Records:
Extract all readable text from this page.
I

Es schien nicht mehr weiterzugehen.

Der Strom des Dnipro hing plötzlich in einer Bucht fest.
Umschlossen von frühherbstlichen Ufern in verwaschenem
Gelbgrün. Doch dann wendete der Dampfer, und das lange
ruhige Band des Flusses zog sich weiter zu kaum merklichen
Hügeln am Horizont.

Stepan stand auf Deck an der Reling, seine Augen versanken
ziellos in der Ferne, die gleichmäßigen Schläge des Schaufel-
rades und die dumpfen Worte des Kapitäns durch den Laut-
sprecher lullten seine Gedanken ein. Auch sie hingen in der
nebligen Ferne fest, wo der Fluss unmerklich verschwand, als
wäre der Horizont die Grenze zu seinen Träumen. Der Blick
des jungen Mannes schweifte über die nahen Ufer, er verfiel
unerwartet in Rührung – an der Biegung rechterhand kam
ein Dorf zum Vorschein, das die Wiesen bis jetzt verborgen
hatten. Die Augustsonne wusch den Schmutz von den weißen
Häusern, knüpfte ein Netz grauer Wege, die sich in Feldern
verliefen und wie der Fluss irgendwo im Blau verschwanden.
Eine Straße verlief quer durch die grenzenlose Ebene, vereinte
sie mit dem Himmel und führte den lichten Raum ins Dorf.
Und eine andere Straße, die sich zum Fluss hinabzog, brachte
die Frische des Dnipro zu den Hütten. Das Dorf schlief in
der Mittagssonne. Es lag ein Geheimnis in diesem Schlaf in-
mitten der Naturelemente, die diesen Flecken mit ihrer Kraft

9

**Problem details**
Write the listing out again, exactly as it reads.

**Result for this exercise**
Extract all readable text from this page.
I

Es schien nicht mehr weiterzugehen.

Der Strom des Dnipro hing plötzlich in einer Bucht fest.
Umschlossen von frühherbstlichen Ufern in verwaschenem
Gelbgrün. Doch dann wendete der Dampfer, und das lange
ruhige Band des Flusses zog sich weiter zu kaum merklichen
Hügeln am Horizont.

Stepan stand auf Deck an der Reling, seine Augen versanken
ziellos in der Ferne, die gleichmäßigen Schläge des Schaufel-
rades und die dumpfen Worte des Kapitäns durch den Laut-
sprecher lullten seine Gedanken ein. Auch sie hingen in der
nebligen Ferne fest, wo der Fluss unmerklich verschwand, als
wäre der Horizont die Grenze zu seinen Träumen. Der Blick
des jungen Mannes schweifte über die nahen Ufer, er verfiel
unerwartet in Rührung – an der Biegung rechterhand kam
ein Dorf zum Vorschein, das die Wiesen bis jetzt verborgen
hatten. Die Augustsonne wusch den Schmutz von den weißen
Häusern, knüpfte ein Netz grauer Wege, die sich in Feldern
verliefen und wie der Fluss irgendwo im Blau verschwanden.
Eine Straße verlief quer durch die grenzenlose Ebene, vereinte
sie mit dem Himmel und führte den lichten Raum ins Dorf.
Und eine andere Straße, die sich zum Fluss hinabzog, brachte
die Frische des Dnipro zu den Hütten. Das Dorf schlief in
der Mittagssonne. Es lag ein Geheimnis in diesem Schlaf in-
mitten der Naturelemente, die diesen Flecken mit ihrer Kraft

9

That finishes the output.